### Text extract
※ ※ ※

A generator system is configured to supply relatively constant frequency AC power when driven by a variable speed prime mover, by independently controlling the main rotor flux rotational speed. The generator system includes an exciter stator that induces current in the exciter rotor windings at a desired frequency and phasing. The exciter rotor windings are electrically connected to the main rotor windings, and are thus electrically excited at the same frequency and phasing. Excitation is supplied to the exciter stator from an exciter controller, which controls the frequency and phasing of the exciter excitation, based on the rotational speed of the generator, to maintain a constant output frequency.

Claims

exact text as granted — not AI-modified
1 . A generator system, comprising: 
 a main generator rotor configured to rotate at a variable rotational speed, the main generator rotor having a plurality of main generator rotor windings wound thereon that, upon electrical excitation thereof, generate an electromagnetic flux;    an exciter rotor configured to rotate at the variable rotational speed and having a plurality of exciter rotor windings wound thereon, the exciter rotor windings electrically connected to the main generator rotor windings and configured, upon electrical excitation thereof, to supply the electrical excitation to the main generator rotor windings;    an exciter stator surrounding at least a portion of the exciter rotor, the exciter stator having a plurality of exciter stator windings wound thereon, the exciter stator windings configured, upon electrical excitation thereof, to electrically excite the exciter rotor windings; and    an exciter controller electrically coupled to at least the exciter stator windings, the exciter controller configured to determine the rotational speed of the main generator rotor and the exciter rotor and, based on the determined rotational speed, to supply electrical excitation to the exciter stator windings that results in the main generator rotor windings generating the electromagnetic flux at a substantially constant, predetermined frequency.    
   
   
       2 . The generator system of  claim 1 , wherein: 
 the main generator rotor and the exciter rotor are configured to rotate at the variable rotational speed in a first direction;    the electrical excitation supplied to the exciter stator is multi-phase AC excitation having a phase sequence; and    the exciter controller supplies the multi-phase AC electrical excitation to the exciter stator windings in a phase sequence that is in either the first direction or a second direction opposite the first direction.    
   
   
       3 . The generator system of  claim 1 , further comprising: 
 a main generator stator at least partially surrounding the main generator rotor, the main generator stator having a plurality of main stator windings wound thereon.    
   
   
       4 . The generator system of  claim 3 , wherein the generated electromagnetic flux induces AC current in the main stator windings at the constant, predetermined frequency.  
   
   
       5 . The generator system of  claim 1 , further comprising: 
 a permanent magnet generator (PMG) mounted on the shaft and configured, upon rotation thereof, to supply an signal to the exciter controller that is representative of the rotational speed of the shaft,    wherein the exciter controller determines the rotational speed of the shaft based at least in part on the signal supplied from the PMG.    
   
   
       6 . The generator system of  claim 1 , further comprising: 
 a speed sensor configured to sense the rotational speed of the shaft and supply a speed signal representative thereof to the exciter controller,    wherein the exciter controller determines the rotational speed of the shaft based at least in part on the speed signal.

※ ※ ※

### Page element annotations
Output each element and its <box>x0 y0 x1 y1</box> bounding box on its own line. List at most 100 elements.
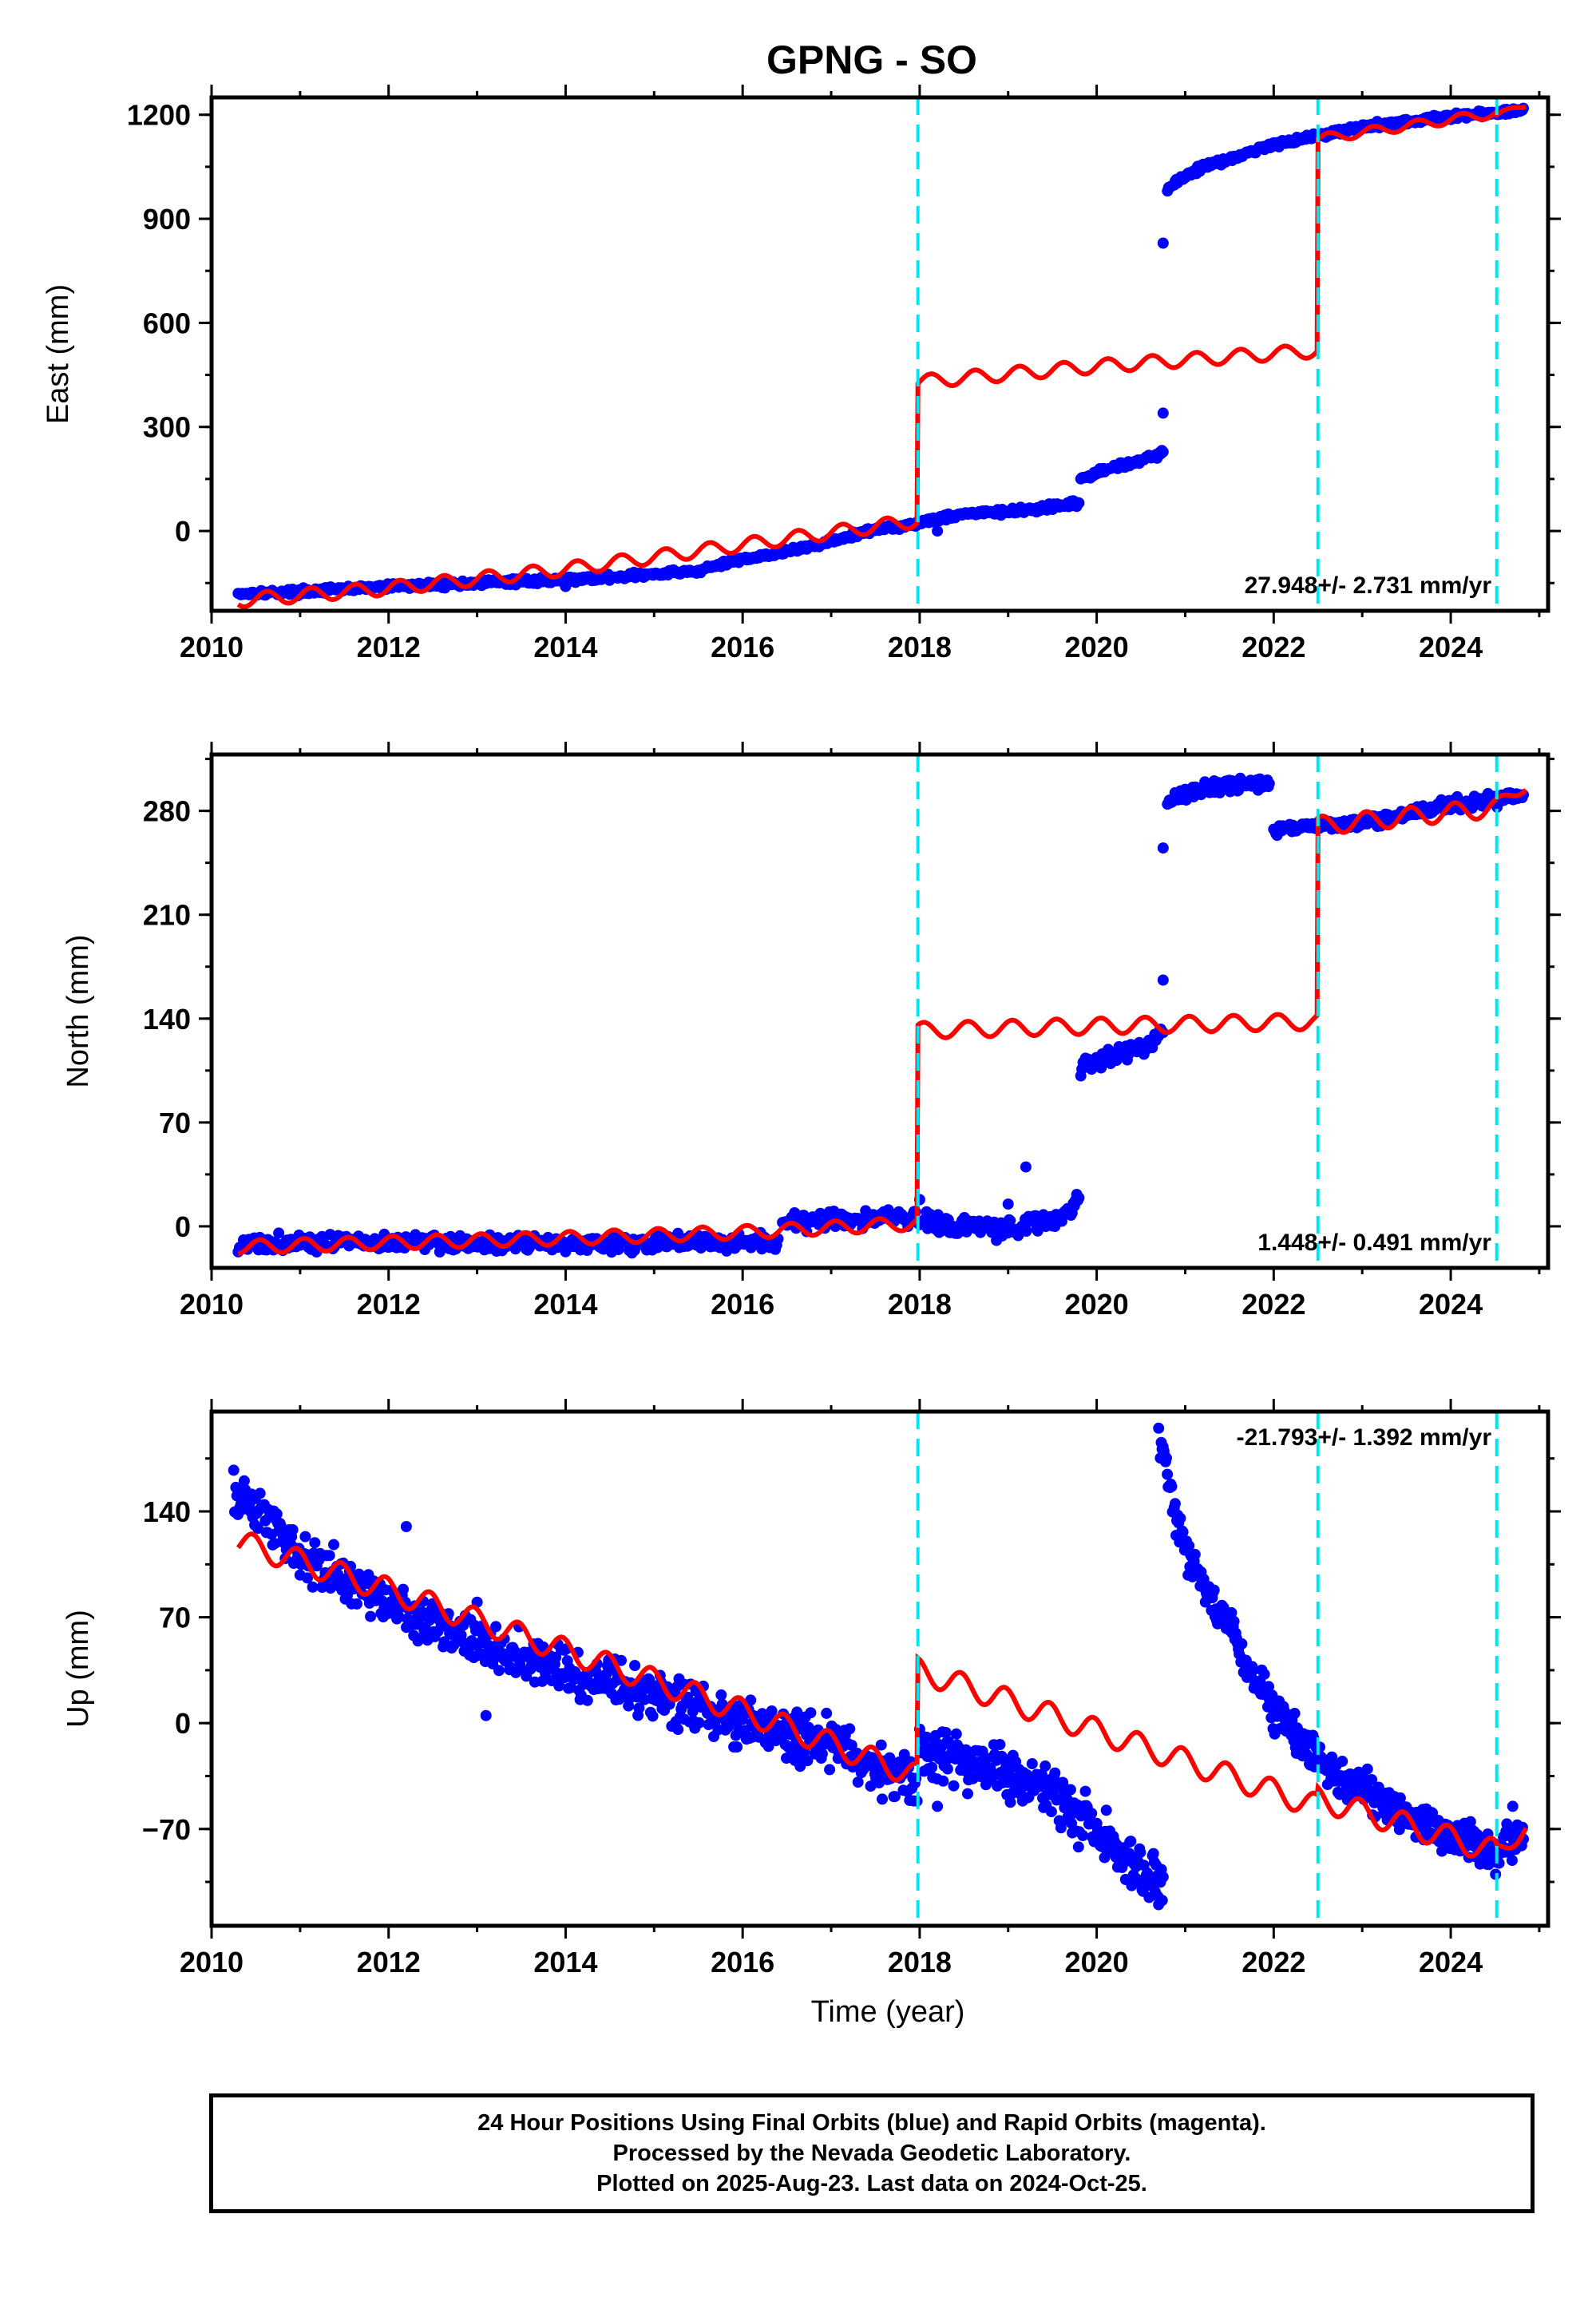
footer-caption-box: 24 Hour Positions Using Final Orbits (bl… <box>209 2093 1535 2213</box>
north-x-tick-label: 2010 <box>180 1288 244 1321</box>
up-data-point <box>328 1539 339 1551</box>
east-y-tick-label: 900 <box>143 203 191 236</box>
up-data-point <box>238 1475 250 1487</box>
north-model-line <box>237 788 1528 1257</box>
up-data-point <box>1326 1751 1338 1763</box>
up-data-point <box>1183 1540 1195 1552</box>
north-outlier-point <box>1020 1161 1032 1173</box>
up-data-point <box>950 1728 962 1740</box>
east-y-axis-label: East (mm) <box>42 284 75 424</box>
up-data-point <box>846 1740 857 1751</box>
north-outlier-point <box>1157 974 1169 986</box>
north-y-axis-label: North (mm) <box>61 934 95 1087</box>
up-data-point <box>302 1572 313 1584</box>
up-data-point <box>230 1481 242 1493</box>
up-outlier-point <box>1153 1422 1165 1434</box>
up-data-point <box>940 1727 952 1738</box>
up-data-point <box>687 1705 699 1717</box>
up-data-point <box>889 1791 901 1803</box>
up-data-point <box>323 1550 335 1562</box>
up-data-point <box>275 1520 287 1532</box>
east-x-tick-label: 2010 <box>180 631 244 663</box>
up-data-point <box>805 1707 817 1719</box>
up-data-point <box>252 1523 263 1535</box>
east-x-tick-label: 2012 <box>357 631 421 663</box>
up-data-point <box>1361 1763 1373 1775</box>
up-data-point <box>1226 1606 1238 1618</box>
up-data-point <box>1228 1615 1240 1627</box>
up-outlier-point <box>400 1521 412 1532</box>
up-data-point <box>398 1583 409 1595</box>
up-data-point <box>393 1611 405 1623</box>
up-data-point <box>616 1654 627 1666</box>
north-x-tick-label: 2022 <box>1242 1288 1305 1321</box>
up-data-point <box>254 1487 266 1499</box>
east-y-tick-label: 300 <box>143 411 191 444</box>
up-outlier-point <box>480 1709 492 1721</box>
north-x-tick-label: 2012 <box>357 1288 421 1321</box>
up-data-point <box>875 1739 887 1751</box>
up-data-point <box>271 1508 283 1520</box>
up-data-point <box>791 1706 803 1718</box>
up-data-point <box>1086 1808 1098 1820</box>
up-x-tick-label: 2020 <box>1065 1946 1129 1978</box>
up-data-point <box>1157 1871 1169 1883</box>
up-rate-annotation: -21.793+/- 1.392 mm/yr <box>1237 1424 1492 1451</box>
up-data-point <box>633 1702 645 1714</box>
north-frame <box>209 752 1550 1270</box>
up-data-point <box>365 1610 377 1622</box>
north-x-tick-label: 2016 <box>711 1288 774 1321</box>
up-data-point <box>581 1694 593 1706</box>
up-data-point <box>1169 1498 1181 1510</box>
up-x-tick-label: 2014 <box>533 1946 597 1978</box>
east-x-tick-label: 2016 <box>711 631 774 663</box>
north-x-tick-label: 2024 <box>1419 1288 1483 1321</box>
east-x-tick-label: 2018 <box>888 631 952 663</box>
up-data-point <box>1208 1584 1220 1596</box>
up-data-point <box>1100 1804 1112 1816</box>
up-data-point <box>1314 1741 1325 1753</box>
up-data-point <box>332 1569 344 1581</box>
up-data-point <box>802 1755 814 1767</box>
up-y-tick-label: 140 <box>143 1495 191 1528</box>
up-data-point <box>731 1741 743 1753</box>
east-outlier-point <box>932 525 944 537</box>
up-frame <box>209 1409 1550 1928</box>
north-data-point <box>1004 1214 1016 1226</box>
east-outlier-point <box>1157 237 1169 249</box>
up-data-point <box>1040 1760 1051 1772</box>
up-data-point <box>325 1582 336 1594</box>
up-data-point <box>941 1763 953 1775</box>
north-outlier-point <box>1157 842 1169 854</box>
up-data-point <box>309 1537 321 1549</box>
north-plot-area <box>232 772 1529 1259</box>
up-data-point <box>1166 1480 1178 1492</box>
east-x-tick-label: 2014 <box>533 631 597 663</box>
up-data-point <box>1236 1638 1248 1650</box>
up-data-point <box>844 1723 856 1735</box>
up-data-point <box>873 1776 885 1788</box>
footer-line-1: 24 Hour Positions Using Final Orbits (bl… <box>477 2110 1266 2136</box>
up-x-tick-label: 2024 <box>1419 1946 1483 1978</box>
up-data-point <box>299 1531 311 1543</box>
north-x-tick-label: 2014 <box>533 1288 597 1321</box>
east-data-point <box>1157 446 1169 457</box>
up-x-tick-label: 2016 <box>711 1946 774 1978</box>
up-data-point <box>287 1524 299 1535</box>
up-data-point <box>1177 1526 1189 1538</box>
up-data-point <box>1258 1668 1270 1680</box>
up-data-point <box>926 1761 938 1773</box>
up-data-point <box>307 1581 319 1593</box>
up-data-point <box>413 1633 425 1645</box>
up-data-point <box>438 1636 450 1648</box>
up-data-point <box>693 1717 705 1729</box>
up-data-point <box>550 1651 562 1663</box>
north-y-tick-label: 280 <box>143 795 191 828</box>
figure-title: GPNG - SO <box>766 38 977 82</box>
up-data-point <box>1079 1785 1091 1797</box>
up-x-tick-label: 2010 <box>180 1946 244 1978</box>
north-y-tick-label: 0 <box>175 1210 191 1243</box>
up-data-point <box>1337 1756 1348 1767</box>
footer-line-3: Plotted on 2025-Aug-23. Last data on 202… <box>596 2171 1147 2196</box>
up-x-axis-label: Time (year) <box>811 1995 965 2029</box>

※ ※ ※

### Tasks for this exercise
a) Revise the passage of the generator system claims that opens with the words containing "2 . The generator" and closes with "the first direction.", replacing "exciter controller" with "excitation controller".
b) Answer these questions on the generator system text:
(i) According to the opening summary, what does the exciter controller base the frequency and phasing of the exciter excitation on?
(ii) In claim 5, what component is mounted on the shaft to supply a signal to the exciter controller?
(iii) In claim 4, what does the generated electromagnetic flux induce in the main stator windings?

### Responses to the tasks
a)
2 . The generator system of  claim 1 , wherein: 
 the main generator rotor and the exciter rotor are configured to rotate at the variable rotational speed in a first direction;    the electrical excitation supplied to the exciter stator is multi-phase AC excitation having a phase sequence; and    the excitation controller supplies the multi-phase AC electrical excitation to the exciter stator windings in a phase sequence that is in either the first direction or a second direction opposite the first direction.

b)
(i) The rotational speed of the generator.
(ii) A permanent magnet generator (PMG).
(iii) AC current at the constant, predetermined frequency.